Наконец, мы в открытом море. Я часто сидела на корме, большею частью беседуя с священником корвета, любуясь и восхищаясь величием зрелища Тихого океана.

Переход от Владивостока до Юкагамы в Японии продолжается девять дней. Плавание наше началось при тихой погоде. Не помню, сколько прошло дней, когда мы проезжали мимо города Хоходате. Вечером в этот день, после молитвы, я вышла на палубу. Дежурный офицер с верхнего мостика пригласил меня поглядеть на прелесть природы, говоря: «Там внизу не видно того, что видно здесь, взойдите и посмотрите на эту прелесть!» Я взбираюсь. Действительно передо мной картина, величие которой мне, конечно, не придется больше никогда видеть. Корвет покачивается тихо, грациозно, луна сияет; небо спокойное, ясное, лишь легкие облачка пробегают в вышине, воздух чистый, легкий; дышится свободно; поверхность воды спокойна, а саженях в 50 налево от корвета мирно плывут четыре кита, пуская высоко фонтаны. Спокойствие кругом было полное; вдруг, нежданно, негаданно, является откуда-то громадная волна, нахлынула на корвет и покрыла с головы до ног всех стоящих, в том числе и меня. Офицеры подхватили меня и помогли сойти вниз. Тихая погода вдруг сменилась жесточайшей бурей. Мне говорили моряки, что Тихому океану свойственны такие неожиданные переходы и что однажды внезапно нахлынувшая волна сбила с ног и снесла в океан офицера, стоявшего на верхнем мостике.
________________
> [Задания]:
- a) Пожалуйста, выведите без изменений строки записей, начиная со строки, где есть «31, 556, 39]», и заканчивая строкой, где есть «y-axis-label: Normalized Residuals», включая обе.
- b) Продолжите рассказ о плавании корвета из Владивостока в Японию после его последнего предложения.
________________
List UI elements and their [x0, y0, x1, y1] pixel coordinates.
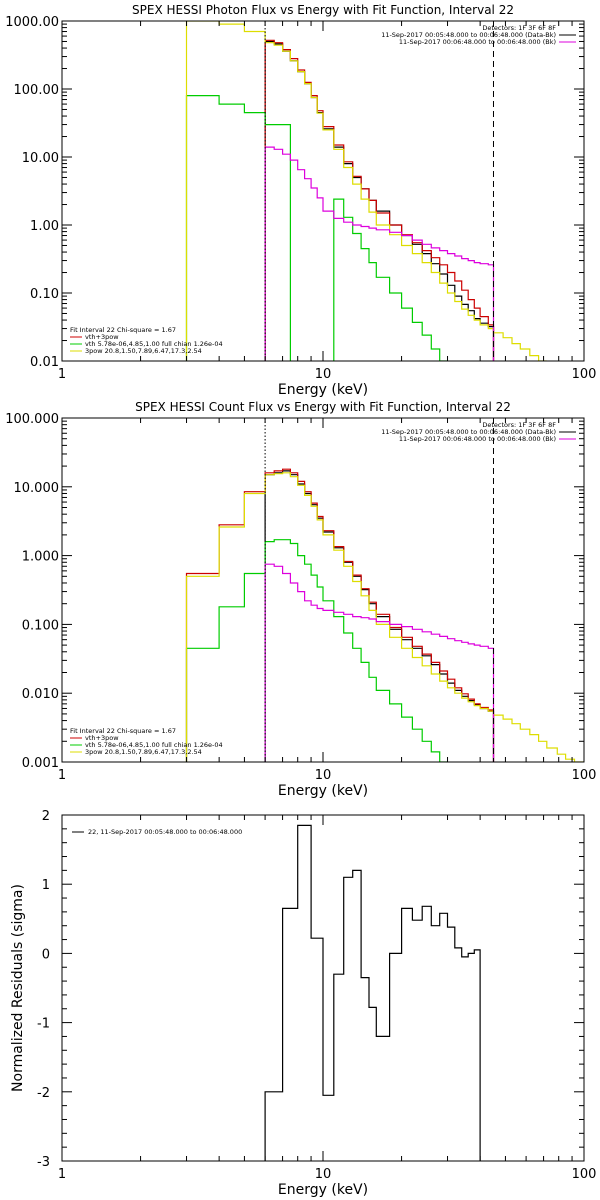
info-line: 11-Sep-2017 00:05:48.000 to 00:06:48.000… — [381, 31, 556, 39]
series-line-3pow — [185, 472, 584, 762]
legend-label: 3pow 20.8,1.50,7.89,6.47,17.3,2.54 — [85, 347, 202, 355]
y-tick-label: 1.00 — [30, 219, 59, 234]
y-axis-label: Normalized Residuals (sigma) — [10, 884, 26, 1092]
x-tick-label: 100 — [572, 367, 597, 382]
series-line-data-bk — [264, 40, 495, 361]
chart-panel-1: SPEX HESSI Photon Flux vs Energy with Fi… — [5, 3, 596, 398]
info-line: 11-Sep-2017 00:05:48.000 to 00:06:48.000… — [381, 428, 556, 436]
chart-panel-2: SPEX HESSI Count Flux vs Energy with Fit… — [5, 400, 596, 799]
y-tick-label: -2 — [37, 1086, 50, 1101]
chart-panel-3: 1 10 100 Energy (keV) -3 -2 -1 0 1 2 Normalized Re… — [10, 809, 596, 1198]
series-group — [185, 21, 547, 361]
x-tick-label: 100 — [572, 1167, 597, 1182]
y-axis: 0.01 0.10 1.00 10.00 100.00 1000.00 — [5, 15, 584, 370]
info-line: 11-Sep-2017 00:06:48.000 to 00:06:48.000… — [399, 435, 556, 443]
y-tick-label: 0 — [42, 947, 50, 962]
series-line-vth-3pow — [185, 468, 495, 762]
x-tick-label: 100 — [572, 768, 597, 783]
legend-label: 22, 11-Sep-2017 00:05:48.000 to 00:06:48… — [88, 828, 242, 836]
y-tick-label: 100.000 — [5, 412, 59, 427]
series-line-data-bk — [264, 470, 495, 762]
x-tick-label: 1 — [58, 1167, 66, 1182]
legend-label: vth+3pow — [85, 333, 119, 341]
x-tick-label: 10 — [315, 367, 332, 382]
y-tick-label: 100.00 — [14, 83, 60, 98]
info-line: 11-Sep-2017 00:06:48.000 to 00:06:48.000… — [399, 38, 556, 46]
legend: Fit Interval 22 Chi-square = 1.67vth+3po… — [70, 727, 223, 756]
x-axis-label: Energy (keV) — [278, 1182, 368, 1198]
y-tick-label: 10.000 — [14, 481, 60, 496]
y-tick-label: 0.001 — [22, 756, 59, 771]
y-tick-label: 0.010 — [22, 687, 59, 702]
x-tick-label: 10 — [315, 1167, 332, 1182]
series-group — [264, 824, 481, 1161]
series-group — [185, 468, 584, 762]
________________
> [Ответы]:
- a)
info-line: 11-Sep-2017 00:05:48.000 to 00:06:48.000… — [381, 31, 556, 39]
series-line-3pow — [185, 472, 584, 762]
legend-label: 3pow 20.8,1.50,7.89,6.47,17.3,2.54 — [85, 347, 202, 355]
y-tick-label: 1.00 — [30, 219, 59, 234]
y-axis-label: Normalized Residuals (sigma) — [10, 884, 26, 1092]

- b)
Спустившись в каюту, я хотела снять мою мокрую одежду, но буря усиливалась и от качки невозможно было держаться на ногах. Переход тихой погоды в страшную бурю произошел в какие-нибудь десять минут! Слышу кричат: «аврал». Слово это означает, что требуется к делу все, что находится на корвете: люки заколачиваются, пушки привязываются. Нельзя вообразить себе эту суматоху, не видав ее. Что это был за ужас! Качка была так сильна, что корвет два раза ложился совершенно на бок. Буря, а с ней и страх мой, продолжались до утра.

Когда мы приблизились к рукаву, ведущему в бухту Юкагамы, то, вследствие бури у берегов скопился такой туман, что все пришли в смущение, опасаясь, чтобы не случилось какого-нибудь несчастия, потому что здесь находится масса подводных камней. Капитан был в недоумении, что делать. Однако же, мы подвигались вперед, в ожидании лоцмана, который обыкновенно встречает подходящие суда, чтобы провести их. Наконец, мы увидели, что он приближается. По принятому обычаю, лоцману был дан с корвета сигнал. Раздался пушечный выстрел. Настоящий лоцман должен был это понять, но, по всей вероятности, подъезжавший к нам лоцман был простым проводником, не знавшим этого обычая и, испугавшись выстрела, повернул назад и исчез. Мы остались по прежнему в затруднении. В это время проходил в виду нас американский пароход. «Баян» спросил у него знаками указаний, как пройти к Юкагаму. Тот также знаками ответил: «следуйте за мной». Но «Баяну» нельзя было этого сделать, потому что надо было развести пары, а, по правилам морского плавания, корвет может разводить пары только тогда, когда взойдет в рукав или в реку. Американский пароход скрылся скоро у нас из виду. На счастье наше, на корвете находился старший офицер, который раньше уже проходил в этом месте. Он вызвался провести нас. Под руководством его решено было искать надлежащий путь.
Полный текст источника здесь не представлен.